(Data listing)
***
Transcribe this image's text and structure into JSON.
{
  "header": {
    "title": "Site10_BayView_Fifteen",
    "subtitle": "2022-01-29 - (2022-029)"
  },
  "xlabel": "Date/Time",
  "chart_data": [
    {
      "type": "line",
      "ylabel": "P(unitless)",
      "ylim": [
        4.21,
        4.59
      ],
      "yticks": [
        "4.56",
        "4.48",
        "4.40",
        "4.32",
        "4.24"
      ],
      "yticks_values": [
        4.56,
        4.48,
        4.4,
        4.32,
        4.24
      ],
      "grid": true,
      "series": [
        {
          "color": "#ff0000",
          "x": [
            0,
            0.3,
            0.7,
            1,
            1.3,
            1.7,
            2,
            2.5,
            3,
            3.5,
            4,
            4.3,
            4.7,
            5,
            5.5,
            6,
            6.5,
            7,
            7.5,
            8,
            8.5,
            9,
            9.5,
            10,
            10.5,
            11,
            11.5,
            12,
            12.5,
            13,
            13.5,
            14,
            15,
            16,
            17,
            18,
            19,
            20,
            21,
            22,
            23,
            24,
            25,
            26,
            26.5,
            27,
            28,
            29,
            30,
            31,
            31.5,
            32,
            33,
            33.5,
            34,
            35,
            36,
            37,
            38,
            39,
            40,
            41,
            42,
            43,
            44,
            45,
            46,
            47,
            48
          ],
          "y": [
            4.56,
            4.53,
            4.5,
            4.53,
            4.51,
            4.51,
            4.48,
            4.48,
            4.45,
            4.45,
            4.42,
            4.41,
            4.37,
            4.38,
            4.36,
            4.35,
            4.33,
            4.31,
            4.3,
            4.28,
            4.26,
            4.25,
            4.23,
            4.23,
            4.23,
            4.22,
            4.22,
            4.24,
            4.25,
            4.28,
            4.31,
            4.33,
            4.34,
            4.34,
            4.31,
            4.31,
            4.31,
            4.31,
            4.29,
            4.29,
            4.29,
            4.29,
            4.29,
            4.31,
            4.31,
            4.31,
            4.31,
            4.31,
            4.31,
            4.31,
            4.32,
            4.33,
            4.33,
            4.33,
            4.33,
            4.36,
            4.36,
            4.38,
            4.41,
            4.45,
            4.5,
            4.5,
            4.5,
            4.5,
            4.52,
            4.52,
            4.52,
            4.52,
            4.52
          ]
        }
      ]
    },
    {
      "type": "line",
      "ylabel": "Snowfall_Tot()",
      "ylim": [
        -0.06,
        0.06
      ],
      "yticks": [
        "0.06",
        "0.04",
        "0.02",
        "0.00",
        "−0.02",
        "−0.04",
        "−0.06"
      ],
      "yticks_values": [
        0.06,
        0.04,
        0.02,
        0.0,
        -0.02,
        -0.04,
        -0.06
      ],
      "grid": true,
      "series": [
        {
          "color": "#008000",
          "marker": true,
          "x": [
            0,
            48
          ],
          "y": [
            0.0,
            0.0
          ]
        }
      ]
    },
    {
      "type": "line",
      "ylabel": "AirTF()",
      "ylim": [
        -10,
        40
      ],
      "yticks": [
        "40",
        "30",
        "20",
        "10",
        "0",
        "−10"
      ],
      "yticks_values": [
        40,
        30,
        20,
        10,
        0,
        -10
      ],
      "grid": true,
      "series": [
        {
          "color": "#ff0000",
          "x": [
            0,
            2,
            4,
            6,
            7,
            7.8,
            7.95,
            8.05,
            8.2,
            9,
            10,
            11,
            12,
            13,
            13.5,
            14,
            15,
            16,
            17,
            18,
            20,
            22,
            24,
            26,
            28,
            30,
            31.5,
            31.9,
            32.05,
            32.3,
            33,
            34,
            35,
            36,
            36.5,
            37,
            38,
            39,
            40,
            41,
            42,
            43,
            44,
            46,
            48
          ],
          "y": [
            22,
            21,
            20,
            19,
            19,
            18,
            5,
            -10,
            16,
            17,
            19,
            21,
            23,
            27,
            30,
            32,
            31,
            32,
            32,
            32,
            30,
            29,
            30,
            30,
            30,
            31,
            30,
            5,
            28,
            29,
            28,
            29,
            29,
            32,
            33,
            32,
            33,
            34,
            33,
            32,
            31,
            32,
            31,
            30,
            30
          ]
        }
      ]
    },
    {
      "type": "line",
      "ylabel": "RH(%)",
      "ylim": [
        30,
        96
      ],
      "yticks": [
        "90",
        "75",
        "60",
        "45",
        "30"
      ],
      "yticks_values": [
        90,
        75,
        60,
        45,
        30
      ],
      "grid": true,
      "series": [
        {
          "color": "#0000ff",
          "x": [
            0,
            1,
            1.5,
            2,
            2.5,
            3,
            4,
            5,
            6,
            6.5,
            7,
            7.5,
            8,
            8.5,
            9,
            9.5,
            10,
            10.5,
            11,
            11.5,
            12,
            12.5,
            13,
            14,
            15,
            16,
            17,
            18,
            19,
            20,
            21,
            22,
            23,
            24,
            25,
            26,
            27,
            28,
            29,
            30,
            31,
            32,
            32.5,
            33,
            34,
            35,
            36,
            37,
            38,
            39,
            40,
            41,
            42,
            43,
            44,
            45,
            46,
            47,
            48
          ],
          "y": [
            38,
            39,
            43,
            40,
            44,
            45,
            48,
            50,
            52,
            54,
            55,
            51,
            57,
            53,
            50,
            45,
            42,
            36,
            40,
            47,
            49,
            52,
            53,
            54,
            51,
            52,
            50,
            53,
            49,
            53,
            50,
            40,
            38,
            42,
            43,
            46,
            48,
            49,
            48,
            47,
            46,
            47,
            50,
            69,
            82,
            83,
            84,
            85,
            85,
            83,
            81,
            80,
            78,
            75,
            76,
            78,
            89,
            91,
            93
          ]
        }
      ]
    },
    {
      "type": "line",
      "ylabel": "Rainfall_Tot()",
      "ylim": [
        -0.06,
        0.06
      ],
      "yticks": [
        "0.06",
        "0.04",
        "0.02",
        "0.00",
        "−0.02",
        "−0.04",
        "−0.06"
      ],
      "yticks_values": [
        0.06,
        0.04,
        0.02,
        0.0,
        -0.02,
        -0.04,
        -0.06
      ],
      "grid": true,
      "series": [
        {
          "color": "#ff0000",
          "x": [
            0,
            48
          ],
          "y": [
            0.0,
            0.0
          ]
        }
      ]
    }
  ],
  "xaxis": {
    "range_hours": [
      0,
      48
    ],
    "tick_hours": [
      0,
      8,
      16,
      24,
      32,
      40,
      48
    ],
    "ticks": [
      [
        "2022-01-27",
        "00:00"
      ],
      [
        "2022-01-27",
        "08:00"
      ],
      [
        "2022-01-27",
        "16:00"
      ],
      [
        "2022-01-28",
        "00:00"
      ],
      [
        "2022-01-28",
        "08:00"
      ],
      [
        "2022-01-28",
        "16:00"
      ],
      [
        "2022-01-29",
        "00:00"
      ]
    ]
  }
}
***
:: OBJECTIVE ::
Copy out the material word for word and line for line.

:: CORRECT RESPONSE ::
Transcribe this image's text and structure into JSON.
{
  "header": {
    "title": "Site10_BayView_Fifteen",
    "subtitle": "2022-01-29 - (2022-029)"
  },
  "xlabel": "Date/Time",
  "chart_data": [
    {
      "type": "line",
      "ylabel": "P(unitless)",
      "ylim": [
        4.21,
        4.59
      ],
      "yticks": [
        "4.56",
        "4.48",
        "4.40",
        "4.32",
        "4.24"
      ],
      "yticks_values": [
        4.56,
        4.48,
        4.4,
        4.32,
        4.24
      ],
      "grid": true,
      "series": [
        {
          "color": "#ff0000",
          "x": [
            0,
            0.3,
            0.7,
            1,
            1.3,
            1.7,
            2,
            2.5,
            3,
            3.5,
            4,
            4.3,
            4.7,
            5,
            5.5,
            6,
            6.5,
            7,
            7.5,
            8,
            8.5,
            9,
            9.5,
            10,
            10.5,
            11,
            11.5,
            12,
            12.5,
            13,
            13.5,
            14,
            15,
            16,
            17,
            18,
            19,
            20,
            21,
            22,
            23,
            24,
            25,
            26,
            26.5,
            27,
            28,
            29,
            30,
            31,
            31.5,
            32,
            33,
            33.5,
            34,
            35,
            36,
            37,
            38,
            39,
            40,
            41,
            42,
            43,
            44,
            45,
            46,
            47,
            48
          ],
          "y": [
            4.56,
            4.53,
            4.5,
            4.53,
            4.51,
            4.51,
            4.48,
            4.48,
            4.45,
            4.45,
            4.42,
            4.41,
            4.37,
            4.38,
            4.36,
            4.35,
            4.33,
            4.31,
            4.3,
            4.28,
            4.26,
            4.25,
            4.23,
            4.23,
            4.23,
            4.22,
            4.22,
            4.24,
            4.25,
            4.28,
            4.31,
            4.33,
            4.34,
            4.34,
            4.31,
            4.31,
            4.31,
            4.31,
            4.29,
            4.29,
            4.29,
            4.29,
            4.29,
            4.31,
            4.31,
            4.31,
            4.31,
            4.31,
            4.31,
            4.31,
            4.32,
            4.33,
            4.33,
            4.33,
            4.33,
            4.36,
            4.36,
            4.38,
            4.41,
            4.45,
            4.5,
            4.5,
            4.5,
            4.5,
            4.52,
            4.52,
            4.52,
            4.52,
            4.52
          ]
        }
      ]
    },
    {
      "type": "line",
      "ylabel": "Snowfall_Tot()",
      "ylim": [
        -0.06,
        0.06
      ],
      "yticks": [
        "0.06",
        "0.04",
        "0.02",
        "0.00",
        "−0.02",
        "−0.04",
        "−0.06"
      ],
      "yticks_values": [
        0.06,
        0.04,
        0.02,
        0.0,
        -0.02,
        -0.04,
        -0.06
      ],
      "grid": true,
      "series": [
        {
          "color": "#008000",
          "marker": true,
          "x": [
            0,
            48
          ],
          "y": [
            0.0,
            0.0
          ]
        }
      ]
    },
    {
      "type": "line",
      "ylabel": "AirTF()",
      "ylim": [
        -10,
        40
      ],
      "yticks": [
        "40",
        "30",
        "20",
        "10",
        "0",
        "−10"
      ],
      "yticks_values": [
        40,
        30,
        20,
        10,
        0,
        -10
      ],
      "grid": true,
      "series": [
        {
          "color": "#ff0000",
          "x": [
            0,
            2,
            4,
            6,
            7,
            7.8,
            7.95,
            8.05,
            8.2,
            9,
            10,
            11,
            12,
            13,
            13.5,
            14,
            15,
            16,
            17,
            18,
            20,
            22,
            24,
            26,
            28,
            30,
            31.5,
            31.9,
            32.05,
            32.3,
            33,
            34,
            35,
            36,
            36.5,
            37,
            38,
            39,
            40,
            41,
            42,
            43,
            44,
            46,
            48
          ],
          "y": [
            22,
            21,
            20,
            19,
            19,
            18,
            5,
            -10,
            16,
            17,
            19,
            21,
            23,
            27,
            30,
            32,
            31,
            32,
            32,
            32,
            30,
            29,
            30,
            30,
            30,
            31,
            30,
            5,
            28,
            29,
            28,
            29,
            29,
            32,
            33,
            32,
            33,
            34,
            33,
            32,
            31,
            32,
            31,
            30,
            30
          ]
        }
      ]
    },
    {
      "type": "line",
      "ylabel": "RH(%)",
      "ylim": [
        30,
        96
      ],
      "yticks": [
        "90",
        "75",
        "60",
        "45",
        "30"
      ],
      "yticks_values": [
        90,
        75,
        60,
        45,
        30
      ],
      "grid": true,
      "series": [
        {
          "color": "#0000ff",
          "x": [
            0,
            1,
            1.5,
            2,
            2.5,
            3,
            4,
            5,
            6,
            6.5,
            7,
            7.5,
            8,
            8.5,
            9,
            9.5,
            10,
            10.5,
            11,
            11.5,
            12,
            12.5,
            13,
            14,
            15,
            16,
            17,
            18,
            19,
            20,
            21,
            22,
            23,
            24,
            25,
            26,
            27,
            28,
            29,
            30,
            31,
            32,
            32.5,
            33,
            34,
            35,
            36,
            37,
            38,
            39,
            40,
            41,
            42,
            43,
            44,
            45,
            46,
            47,
            48
          ],
          "y": [
            38,
            39,
            43,
            40,
            44,
            45,
            48,
            50,
            52,
            54,
            55,
            51,
            57,
            53,
            50,
            45,
            42,
            36,
            40,
            47,
            49,
            52,
            53,
            54,
            51,
            52,
            50,
            53,
            49,
            53,
            50,
            40,
            38,
            42,
            43,
            46,
            48,
            49,
            48,
            47,
            46,
            47,
            50,
            69,
            82,
            83,
            84,
            85,
            85,
            83,
            81,
            80,
            78,
            75,
            76,
            78,
            89,
            91,
            93
          ]
        }
      ]
    },
    {
      "type": "line",
      "ylabel": "Rainfall_Tot()",
      "ylim": [
        -0.06,
        0.06
      ],
      "yticks": [
        "0.06",
        "0.04",
        "0.02",
        "0.00",
        "−0.02",
        "−0.04",
        "−0.06"
      ],
      "yticks_values": [
        0.06,
        0.04,
        0.02,
        0.0,
        -0.02,
        -0.04,
        -0.06
      ],
      "grid": true,
      "series": [
        {
          "color": "#ff0000",
          "x": [
            0,
            48
          ],
          "y": [
            0.0,
            0.0
          ]
        }
      ]
    }
  ],
  "xaxis": {
    "range_hours": [
      0,
      48
    ],
    "tick_hours": [
      0,
      8,
      16,
      24,
      32,
      40,
      48
    ],
    "ticks": [
      [
        "2022-01-27",
        "00:00"
      ],
      [
        "2022-01-27",
        "08:00"
      ],
      [
        "2022-01-27",
        "16:00"
      ],
      [
        "2022-01-28",
        "00:00"
      ],
      [
        "2022-01-28",
        "08:00"
      ],
      [
        "2022-01-28",
        "16:00"
      ],
      [
        "2022-01-29",
        "00:00"
      ]
    ]
  }
}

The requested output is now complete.